Copy the records below in full, changing no character.

○ ○ ○ ○ ○

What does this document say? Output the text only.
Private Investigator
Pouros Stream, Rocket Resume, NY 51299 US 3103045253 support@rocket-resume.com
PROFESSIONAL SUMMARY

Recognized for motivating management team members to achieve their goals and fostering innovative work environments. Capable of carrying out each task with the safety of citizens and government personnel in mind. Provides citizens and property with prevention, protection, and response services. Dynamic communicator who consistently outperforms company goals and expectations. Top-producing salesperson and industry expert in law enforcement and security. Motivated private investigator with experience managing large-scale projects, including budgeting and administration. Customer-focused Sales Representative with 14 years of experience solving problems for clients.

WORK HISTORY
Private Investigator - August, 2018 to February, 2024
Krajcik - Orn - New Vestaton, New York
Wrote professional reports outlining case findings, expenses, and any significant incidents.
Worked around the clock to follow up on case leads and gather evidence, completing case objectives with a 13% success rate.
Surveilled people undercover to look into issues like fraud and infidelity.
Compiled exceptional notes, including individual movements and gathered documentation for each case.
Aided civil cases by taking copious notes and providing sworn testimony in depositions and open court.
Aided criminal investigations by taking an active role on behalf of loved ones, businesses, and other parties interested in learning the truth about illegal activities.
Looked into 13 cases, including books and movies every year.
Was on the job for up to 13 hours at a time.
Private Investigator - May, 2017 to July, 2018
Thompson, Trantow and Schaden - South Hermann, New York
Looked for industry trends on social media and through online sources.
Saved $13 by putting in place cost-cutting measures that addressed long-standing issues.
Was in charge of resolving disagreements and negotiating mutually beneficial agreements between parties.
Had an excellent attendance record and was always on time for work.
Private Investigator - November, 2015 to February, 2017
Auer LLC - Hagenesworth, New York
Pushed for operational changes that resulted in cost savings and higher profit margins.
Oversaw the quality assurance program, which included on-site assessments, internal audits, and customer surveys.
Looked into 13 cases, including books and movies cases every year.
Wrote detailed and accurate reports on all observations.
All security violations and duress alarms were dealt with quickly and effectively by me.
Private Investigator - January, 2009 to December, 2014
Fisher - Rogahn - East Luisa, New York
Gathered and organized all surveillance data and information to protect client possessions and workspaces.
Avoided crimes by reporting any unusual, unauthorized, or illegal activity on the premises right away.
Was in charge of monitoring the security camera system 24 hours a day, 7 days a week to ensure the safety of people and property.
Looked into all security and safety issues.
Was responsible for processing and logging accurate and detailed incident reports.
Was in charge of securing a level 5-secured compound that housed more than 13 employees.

○ ○ ○ ○ ○

- Exercise answer
What does this document say? Output the text only.
Private Investigator
Pouros Stream, Rocket Resume, NY 51299 US 3103045253 support@rocket-resume.com
PROFESSIONAL SUMMARY

Recognized for motivating management team members to achieve their goals and fostering innovative work environments. Capable of carrying out each task with the safety of citizens and government personnel in mind. Provides citizens and property with prevention, protection, and response services. Dynamic communicator who consistently outperforms company goals and expectations. Top-producing salesperson and industry expert in law enforcement and security. Motivated private investigator with experience managing large-scale projects, including budgeting and administration. Customer-focused Sales Representative with 14 years of experience solving problems for clients.

WORK HISTORY
Private Investigator - August, 2018 to February, 2024
Krajcik - Orn - New Vestaton, New York
Wrote professional reports outlining case findings, expenses, and any significant incidents.
Worked around the clock to follow up on case leads and gather evidence, completing case objectives with a 13% success rate.
Surveilled people undercover to look into issues like fraud and infidelity.
Compiled exceptional notes, including individual movements and gathered documentation for each case.
Aided civil cases by taking copious notes and providing sworn testimony in depositions and open court.
Aided criminal investigations by taking an active role on behalf of loved ones, businesses, and other parties interested in learning the truth about illegal activities.
Looked into 13 cases, including books and movies every year.
Was on the job for up to 13 hours at a time.
Private Investigator - May, 2017 to July, 2018
Thompson, Trantow and Schaden - South Hermann, New York
Looked for industry trends on social media and through online sources.
Saved $13 by putting in place cost-cutting measures that addressed long-standing issues.
Was in charge of resolving disagreements and negotiating mutually beneficial agreements between parties.
Had an excellent attendance record and was always on time for work.
Private Investigator - November, 2015 to February, 2017
Auer LLC - Hagenesworth, New York
Pushed for operational changes that resulted in cost savings and higher profit margins.
Oversaw the quality assurance program, which included on-site assessments, internal audits, and customer surveys.
Looked into 13 cases, including books and movies cases every year.
Wrote detailed and accurate reports on all observations.
All security violations and duress alarms were dealt with quickly and effectively by me.
Private Investigator - January, 2009 to December, 2014
Fisher - Rogahn - East Luisa, New York
Gathered and organized all surveillance data and information to protect client possessions and workspaces.
Avoided crimes by reporting any unusual, unauthorized, or illegal activity on the premises right away.
Was in charge of monitoring the security camera system 24 hours a day, 7 days a week to ensure the safety of people and property.
Looked into all security and safety issues.
Was responsible for processing and logging accurate and detailed incident reports.
Was in charge of securing a level 5-secured compound that housed more than 13 employees.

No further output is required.